Data records

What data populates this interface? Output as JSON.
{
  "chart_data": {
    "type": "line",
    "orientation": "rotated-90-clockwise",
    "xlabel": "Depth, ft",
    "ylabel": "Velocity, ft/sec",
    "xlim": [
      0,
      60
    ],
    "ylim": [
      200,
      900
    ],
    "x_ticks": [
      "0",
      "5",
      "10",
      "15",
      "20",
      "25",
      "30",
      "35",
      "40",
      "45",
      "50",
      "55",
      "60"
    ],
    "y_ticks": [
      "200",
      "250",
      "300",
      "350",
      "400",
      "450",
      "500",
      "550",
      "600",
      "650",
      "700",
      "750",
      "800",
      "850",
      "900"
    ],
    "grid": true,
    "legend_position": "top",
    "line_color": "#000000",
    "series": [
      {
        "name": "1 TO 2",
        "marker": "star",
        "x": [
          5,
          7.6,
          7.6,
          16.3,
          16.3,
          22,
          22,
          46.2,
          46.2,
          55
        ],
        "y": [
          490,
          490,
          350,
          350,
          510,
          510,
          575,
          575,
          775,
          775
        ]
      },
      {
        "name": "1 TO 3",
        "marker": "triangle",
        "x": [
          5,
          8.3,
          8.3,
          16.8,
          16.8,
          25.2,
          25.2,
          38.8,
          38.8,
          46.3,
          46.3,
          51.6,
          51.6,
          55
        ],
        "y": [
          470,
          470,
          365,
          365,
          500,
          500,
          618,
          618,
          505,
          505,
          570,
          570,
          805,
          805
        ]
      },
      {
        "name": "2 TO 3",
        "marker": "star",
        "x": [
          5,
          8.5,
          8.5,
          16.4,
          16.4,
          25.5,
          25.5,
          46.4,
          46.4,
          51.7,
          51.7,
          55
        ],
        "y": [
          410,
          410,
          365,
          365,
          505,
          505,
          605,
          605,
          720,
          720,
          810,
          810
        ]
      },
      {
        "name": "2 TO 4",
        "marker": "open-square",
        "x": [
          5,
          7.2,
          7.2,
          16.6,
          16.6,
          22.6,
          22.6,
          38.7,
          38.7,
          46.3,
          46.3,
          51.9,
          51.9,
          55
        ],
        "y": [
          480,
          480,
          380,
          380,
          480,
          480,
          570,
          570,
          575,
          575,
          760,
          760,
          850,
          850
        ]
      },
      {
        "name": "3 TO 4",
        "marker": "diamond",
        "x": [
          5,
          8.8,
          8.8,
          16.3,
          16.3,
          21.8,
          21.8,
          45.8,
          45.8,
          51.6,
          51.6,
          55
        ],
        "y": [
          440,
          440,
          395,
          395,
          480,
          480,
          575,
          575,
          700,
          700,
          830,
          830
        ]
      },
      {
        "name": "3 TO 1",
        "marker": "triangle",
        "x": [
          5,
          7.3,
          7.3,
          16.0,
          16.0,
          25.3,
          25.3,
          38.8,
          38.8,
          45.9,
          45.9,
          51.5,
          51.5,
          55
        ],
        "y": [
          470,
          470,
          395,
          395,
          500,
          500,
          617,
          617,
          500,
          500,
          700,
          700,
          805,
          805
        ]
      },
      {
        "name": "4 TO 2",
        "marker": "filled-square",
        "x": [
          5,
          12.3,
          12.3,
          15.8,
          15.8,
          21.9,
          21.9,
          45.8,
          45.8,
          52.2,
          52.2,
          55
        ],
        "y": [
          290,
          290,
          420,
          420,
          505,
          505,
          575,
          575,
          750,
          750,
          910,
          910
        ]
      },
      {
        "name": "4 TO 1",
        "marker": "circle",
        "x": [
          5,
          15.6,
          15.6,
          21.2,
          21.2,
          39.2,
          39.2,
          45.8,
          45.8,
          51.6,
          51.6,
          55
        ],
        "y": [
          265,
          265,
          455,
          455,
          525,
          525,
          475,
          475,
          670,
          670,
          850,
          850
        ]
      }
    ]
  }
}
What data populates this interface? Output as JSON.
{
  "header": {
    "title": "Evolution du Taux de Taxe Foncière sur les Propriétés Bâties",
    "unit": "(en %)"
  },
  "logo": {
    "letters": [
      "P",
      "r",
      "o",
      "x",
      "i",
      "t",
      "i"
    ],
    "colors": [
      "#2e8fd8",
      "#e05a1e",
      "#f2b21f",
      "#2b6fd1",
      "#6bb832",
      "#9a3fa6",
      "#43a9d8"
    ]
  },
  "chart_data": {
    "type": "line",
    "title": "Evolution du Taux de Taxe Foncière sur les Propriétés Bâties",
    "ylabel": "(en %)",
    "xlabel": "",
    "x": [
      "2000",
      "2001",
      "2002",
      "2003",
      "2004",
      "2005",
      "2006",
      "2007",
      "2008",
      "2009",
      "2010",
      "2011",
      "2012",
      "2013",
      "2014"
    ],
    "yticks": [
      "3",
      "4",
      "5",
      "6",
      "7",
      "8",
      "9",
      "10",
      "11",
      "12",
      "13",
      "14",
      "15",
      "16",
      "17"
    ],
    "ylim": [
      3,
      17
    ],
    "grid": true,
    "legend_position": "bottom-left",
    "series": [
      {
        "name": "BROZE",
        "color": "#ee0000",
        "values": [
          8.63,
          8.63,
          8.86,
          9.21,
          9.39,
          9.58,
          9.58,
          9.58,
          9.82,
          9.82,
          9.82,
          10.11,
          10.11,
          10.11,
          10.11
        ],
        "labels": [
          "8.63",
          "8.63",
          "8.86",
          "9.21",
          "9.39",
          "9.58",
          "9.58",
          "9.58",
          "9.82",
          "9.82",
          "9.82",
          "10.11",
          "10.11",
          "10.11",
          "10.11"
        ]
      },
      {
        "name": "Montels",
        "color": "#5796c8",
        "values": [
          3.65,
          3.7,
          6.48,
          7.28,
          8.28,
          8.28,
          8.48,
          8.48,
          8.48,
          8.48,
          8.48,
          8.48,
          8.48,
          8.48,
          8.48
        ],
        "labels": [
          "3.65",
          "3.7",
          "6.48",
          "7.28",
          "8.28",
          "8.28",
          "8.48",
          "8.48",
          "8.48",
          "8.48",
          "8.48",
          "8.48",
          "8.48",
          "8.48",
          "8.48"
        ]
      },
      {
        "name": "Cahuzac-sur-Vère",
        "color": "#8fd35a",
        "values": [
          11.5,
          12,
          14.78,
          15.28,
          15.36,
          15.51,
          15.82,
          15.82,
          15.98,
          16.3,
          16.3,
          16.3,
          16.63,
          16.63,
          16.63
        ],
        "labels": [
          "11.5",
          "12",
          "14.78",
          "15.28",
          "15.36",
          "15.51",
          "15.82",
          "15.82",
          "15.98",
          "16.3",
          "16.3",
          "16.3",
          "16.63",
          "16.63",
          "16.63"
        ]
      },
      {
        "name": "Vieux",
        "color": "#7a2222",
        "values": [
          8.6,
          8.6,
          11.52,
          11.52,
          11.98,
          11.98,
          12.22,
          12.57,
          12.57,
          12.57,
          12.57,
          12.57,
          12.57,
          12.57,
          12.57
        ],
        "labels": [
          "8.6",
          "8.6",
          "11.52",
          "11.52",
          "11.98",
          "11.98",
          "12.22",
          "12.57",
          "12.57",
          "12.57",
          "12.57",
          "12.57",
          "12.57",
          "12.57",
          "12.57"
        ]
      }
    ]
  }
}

### What is expected
Provide the number of lines containing the string "name", with no other output.

### Result
12